§ Set exercise
All material below is to be reproduced exactly.
━━━━━ Data supplied ━━━━━
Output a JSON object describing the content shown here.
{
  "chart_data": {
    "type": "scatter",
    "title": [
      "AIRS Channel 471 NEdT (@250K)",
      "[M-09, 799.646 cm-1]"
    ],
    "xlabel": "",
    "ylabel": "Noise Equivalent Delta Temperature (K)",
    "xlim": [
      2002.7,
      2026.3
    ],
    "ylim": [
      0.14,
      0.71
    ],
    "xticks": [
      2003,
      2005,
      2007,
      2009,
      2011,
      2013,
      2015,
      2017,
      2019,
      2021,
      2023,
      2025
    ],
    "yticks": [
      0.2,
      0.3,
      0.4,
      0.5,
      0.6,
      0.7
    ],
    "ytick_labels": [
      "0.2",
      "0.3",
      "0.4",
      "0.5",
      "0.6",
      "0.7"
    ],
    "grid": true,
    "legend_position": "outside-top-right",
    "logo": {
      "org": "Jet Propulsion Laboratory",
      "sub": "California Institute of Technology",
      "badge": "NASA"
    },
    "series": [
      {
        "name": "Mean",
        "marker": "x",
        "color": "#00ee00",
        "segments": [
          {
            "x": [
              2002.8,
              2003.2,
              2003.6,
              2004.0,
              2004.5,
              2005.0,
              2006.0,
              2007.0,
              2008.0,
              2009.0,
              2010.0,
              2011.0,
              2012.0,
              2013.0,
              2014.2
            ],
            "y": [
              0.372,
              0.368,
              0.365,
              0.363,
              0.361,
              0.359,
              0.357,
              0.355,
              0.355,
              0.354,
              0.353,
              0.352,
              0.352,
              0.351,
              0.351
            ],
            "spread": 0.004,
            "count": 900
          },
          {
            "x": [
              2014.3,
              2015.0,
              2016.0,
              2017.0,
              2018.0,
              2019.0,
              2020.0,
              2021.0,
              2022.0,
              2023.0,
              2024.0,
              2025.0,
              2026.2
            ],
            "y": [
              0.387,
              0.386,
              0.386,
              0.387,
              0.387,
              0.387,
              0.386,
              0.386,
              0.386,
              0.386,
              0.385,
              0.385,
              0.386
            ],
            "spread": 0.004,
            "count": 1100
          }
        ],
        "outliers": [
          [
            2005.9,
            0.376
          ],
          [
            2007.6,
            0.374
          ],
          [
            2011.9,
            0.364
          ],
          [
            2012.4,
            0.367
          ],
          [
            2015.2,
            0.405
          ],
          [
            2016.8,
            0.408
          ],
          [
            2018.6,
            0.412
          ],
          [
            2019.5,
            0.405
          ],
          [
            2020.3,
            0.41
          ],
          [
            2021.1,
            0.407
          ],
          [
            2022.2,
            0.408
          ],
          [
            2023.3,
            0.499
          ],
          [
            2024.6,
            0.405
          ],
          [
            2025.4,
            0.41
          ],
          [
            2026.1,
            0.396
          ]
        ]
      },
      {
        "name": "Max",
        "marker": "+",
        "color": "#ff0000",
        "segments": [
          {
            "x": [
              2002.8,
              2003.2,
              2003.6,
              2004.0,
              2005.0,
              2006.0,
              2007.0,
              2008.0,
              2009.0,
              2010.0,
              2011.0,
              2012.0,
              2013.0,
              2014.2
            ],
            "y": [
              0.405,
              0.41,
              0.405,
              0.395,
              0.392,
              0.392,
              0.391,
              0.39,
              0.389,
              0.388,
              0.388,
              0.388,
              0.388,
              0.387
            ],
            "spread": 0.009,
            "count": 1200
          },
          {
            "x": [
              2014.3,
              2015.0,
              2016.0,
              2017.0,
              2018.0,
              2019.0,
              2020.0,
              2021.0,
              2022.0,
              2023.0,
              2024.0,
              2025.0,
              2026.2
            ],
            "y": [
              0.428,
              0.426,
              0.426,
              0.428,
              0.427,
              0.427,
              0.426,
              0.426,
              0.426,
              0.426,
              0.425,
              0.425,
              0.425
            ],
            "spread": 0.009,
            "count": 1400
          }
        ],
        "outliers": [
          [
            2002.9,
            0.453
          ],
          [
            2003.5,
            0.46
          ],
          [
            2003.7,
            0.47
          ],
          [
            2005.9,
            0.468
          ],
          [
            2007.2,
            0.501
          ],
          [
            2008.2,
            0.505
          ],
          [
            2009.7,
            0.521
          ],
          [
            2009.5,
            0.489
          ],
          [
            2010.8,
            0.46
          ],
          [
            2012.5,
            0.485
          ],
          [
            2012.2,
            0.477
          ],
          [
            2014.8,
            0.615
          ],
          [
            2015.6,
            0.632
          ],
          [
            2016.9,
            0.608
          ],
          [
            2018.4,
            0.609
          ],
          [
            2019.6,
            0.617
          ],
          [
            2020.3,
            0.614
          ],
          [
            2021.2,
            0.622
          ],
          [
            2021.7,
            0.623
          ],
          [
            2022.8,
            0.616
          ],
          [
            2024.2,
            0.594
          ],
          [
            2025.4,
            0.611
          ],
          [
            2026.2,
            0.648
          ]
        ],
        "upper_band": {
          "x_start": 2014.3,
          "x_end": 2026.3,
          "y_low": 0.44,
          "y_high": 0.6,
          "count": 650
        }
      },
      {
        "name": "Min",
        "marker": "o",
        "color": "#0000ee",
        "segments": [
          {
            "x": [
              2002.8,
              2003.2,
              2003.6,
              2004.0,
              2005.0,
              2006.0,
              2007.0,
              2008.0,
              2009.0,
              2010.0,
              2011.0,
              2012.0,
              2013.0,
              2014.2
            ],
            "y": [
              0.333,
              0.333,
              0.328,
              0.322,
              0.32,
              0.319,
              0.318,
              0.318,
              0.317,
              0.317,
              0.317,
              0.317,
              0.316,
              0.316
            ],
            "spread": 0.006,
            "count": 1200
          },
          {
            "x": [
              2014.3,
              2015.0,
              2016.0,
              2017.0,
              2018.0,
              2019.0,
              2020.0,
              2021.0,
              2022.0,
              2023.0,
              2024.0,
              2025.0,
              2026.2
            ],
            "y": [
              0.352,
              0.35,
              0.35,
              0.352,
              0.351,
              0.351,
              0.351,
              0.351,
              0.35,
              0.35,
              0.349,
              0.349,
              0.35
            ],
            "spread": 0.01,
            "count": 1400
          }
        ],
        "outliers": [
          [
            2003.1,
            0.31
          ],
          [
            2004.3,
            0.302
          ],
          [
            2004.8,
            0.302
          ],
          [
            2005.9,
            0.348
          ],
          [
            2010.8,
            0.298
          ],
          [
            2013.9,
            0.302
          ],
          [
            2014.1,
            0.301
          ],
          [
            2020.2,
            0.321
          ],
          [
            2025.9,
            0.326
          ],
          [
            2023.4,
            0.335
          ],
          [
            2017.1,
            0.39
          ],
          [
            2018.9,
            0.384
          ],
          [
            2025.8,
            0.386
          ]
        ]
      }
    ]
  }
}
━━━━━
§ Answer
Output a JSON object describing the content shown here.
{
  "chart_data": {
    "type": "scatter",
    "title": [
      "AIRS Channel 471 NEdT (@250K)",
      "[M-09, 799.646 cm-1]"
    ],
    "xlabel": "",
    "ylabel": "Noise Equivalent Delta Temperature (K)",
    "xlim": [
      2002.7,
      2026.3
    ],
    "ylim": [
      0.14,
      0.71
    ],
    "xticks": [
      2003,
      2005,
      2007,
      2009,
      2011,
      2013,
      2015,
      2017,
      2019,
      2021,
      2023,
      2025
    ],
    "yticks": [
      0.2,
      0.3,
      0.4,
      0.5,
      0.6,
      0.7
    ],
    "ytick_labels": [
      "0.2",
      "0.3",
      "0.4",
      "0.5",
      "0.6",
      "0.7"
    ],
    "grid": true,
    "legend_position": "outside-top-right",
    "logo": {
      "org": "Jet Propulsion Laboratory",
      "sub": "California Institute of Technology",
      "badge": "NASA"
    },
    "series": [
      {
        "name": "Mean",
        "marker": "x",
        "color": "#00ee00",
        "segments": [
          {
            "x": [
              2002.8,
              2003.2,
              2003.6,
              2004.0,
              2004.5,
              2005.0,
              2006.0,
              2007.0,
              2008.0,
              2009.0,
              2010.0,
              2011.0,
              2012.0,
              2013.0,
              2014.2
            ],
            "y": [
              0.372,
              0.368,
              0.365,
              0.363,
              0.361,
              0.359,
              0.357,
              0.355,
              0.355,
              0.354,
              0.353,
              0.352,
              0.352,
              0.351,
              0.351
            ],
            "spread": 0.004,
            "count": 900
          },
          {
            "x": [
              2014.3,
              2015.0,
              2016.0,
              2017.0,
              2018.0,
              2019.0,
              2020.0,
              2021.0,
              2022.0,
              2023.0,
              2024.0,
              2025.0,
              2026.2
            ],
            "y": [
              0.387,
              0.386,
              0.386,
              0.387,
              0.387,
              0.387,
              0.386,
              0.386,
              0.386,
              0.386,
              0.385,
              0.385,
              0.386
            ],
            "spread": 0.004,
            "count": 1100
          }
        ],
        "outliers": [
          [
            2005.9,
            0.376
          ],
          [
            2007.6,
            0.374
          ],
          [
            2011.9,
            0.364
          ],
          [
            2012.4,
            0.367
          ],
          [
            2015.2,
            0.405
          ],
          [
            2016.8,
            0.408
          ],
          [
            2018.6,
            0.412
          ],
          [
            2019.5,
            0.405
          ],
          [
            2020.3,
            0.41
          ],
          [
            2021.1,
            0.407
          ],
          [
            2022.2,
            0.408
          ],
          [
            2023.3,
            0.499
          ],
          [
            2024.6,
            0.405
          ],
          [
            2025.4,
            0.41
          ],
          [
            2026.1,
            0.396
          ]
        ]
      },
      {
        "name": "Max",
        "marker": "+",
        "color": "#ff0000",
        "segments": [
          {
            "x": [
              2002.8,
              2003.2,
              2003.6,
              2004.0,
              2005.0,
              2006.0,
              2007.0,
              2008.0,
              2009.0,
              2010.0,
              2011.0,
              2012.0,
              2013.0,
              2014.2
            ],
            "y": [
              0.405,
              0.41,
              0.405,
              0.395,
              0.392,
              0.392,
              0.391,
              0.39,
              0.389,
              0.388,
              0.388,
              0.388,
              0.388,
              0.387
            ],
            "spread": 0.009,
            "count": 1200
          },
          {
            "x": [
              2014.3,
              2015.0,
              2016.0,
              2017.0,
              2018.0,
              2019.0,
              2020.0,
              2021.0,
              2022.0,
              2023.0,
              2024.0,
              2025.0,
              2026.2
            ],
            "y": [
              0.428,
              0.426,
              0.426,
              0.428,
              0.427,
              0.427,
              0.426,
              0.426,
              0.426,
              0.426,
              0.425,
              0.425,
              0.425
            ],
            "spread": 0.009,
            "count": 1400
          }
        ],
        "outliers": [
          [
            2002.9,
            0.453
          ],
          [
            2003.5,
            0.46
          ],
          [
            2003.7,
            0.47
          ],
          [
            2005.9,
            0.468
          ],
          [
            2007.2,
            0.501
          ],
          [
            2008.2,
            0.505
          ],
          [
            2009.7,
            0.521
          ],
          [
            2009.5,
            0.489
          ],
          [
            2010.8,
            0.46
          ],
          [
            2012.5,
            0.485
          ],
          [
            2012.2,
            0.477
          ],
          [
            2014.8,
            0.615
          ],
          [
            2015.6,
            0.632
          ],
          [
            2016.9,
            0.608
          ],
          [
            2018.4,
            0.609
          ],
          [
            2019.6,
            0.617
          ],
          [
            2020.3,
            0.614
          ],
          [
            2021.2,
            0.622
          ],
          [
            2021.7,
            0.623
          ],
          [
            2022.8,
            0.616
          ],
          [
            2024.2,
            0.594
          ],
          [
            2025.4,
            0.611
          ],
          [
            2026.2,
            0.648
          ]
        ],
        "upper_band": {
          "x_start": 2014.3,
          "x_end": 2026.3,
          "y_low": 0.44,
          "y_high": 0.6,
          "count": 650
        }
      },
      {
        "name": "Min",
        "marker": "o",
        "color": "#0000ee",
        "segments": [
          {
            "x": [
              2002.8,
              2003.2,
              2003.6,
              2004.0,
              2005.0,
              2006.0,
              2007.0,
              2008.0,
              2009.0,
              2010.0,
              2011.0,
              2012.0,
              2013.0,
              2014.2
            ],
            "y": [
              0.333,
              0.333,
              0.328,
              0.322,
              0.32,
              0.319,
              0.318,
              0.318,
              0.317,
              0.317,
              0.317,
              0.317,
              0.316,
              0.316
            ],
            "spread": 0.006,
            "count": 1200
          },
          {
            "x": [
              2014.3,
              2015.0,
              2016.0,
              2017.0,
              2018.0,
              2019.0,
              2020.0,
              2021.0,
              2022.0,
              2023.0,
              2024.0,
              2025.0,
              2026.2
            ],
            "y": [
              0.352,
              0.35,
              0.35,
              0.352,
              0.351,
              0.351,
              0.351,
              0.351,
              0.35,
              0.35,
              0.349,
              0.349,
              0.35
            ],
            "spread": 0.01,
            "count": 1400
          }
        ],
        "outliers": [
          [
            2003.1,
            0.31
          ],
          [
            2004.3,
            0.302
          ],
          [
            2004.8,
            0.302
          ],
          [
            2005.9,
            0.348
          ],
          [
            2010.8,
            0.298
          ],
          [
            2013.9,
            0.302
          ],
          [
            2014.1,
            0.301
          ],
          [
            2020.2,
            0.321
          ],
          [
            2025.9,
            0.326
          ],
          [
            2023.4,
            0.335
          ],
          [
            2017.1,
            0.39
          ],
          [
            2018.9,
            0.384
          ],
          [
            2025.8,
            0.386
          ]
        ]
      }
    ]
  }
}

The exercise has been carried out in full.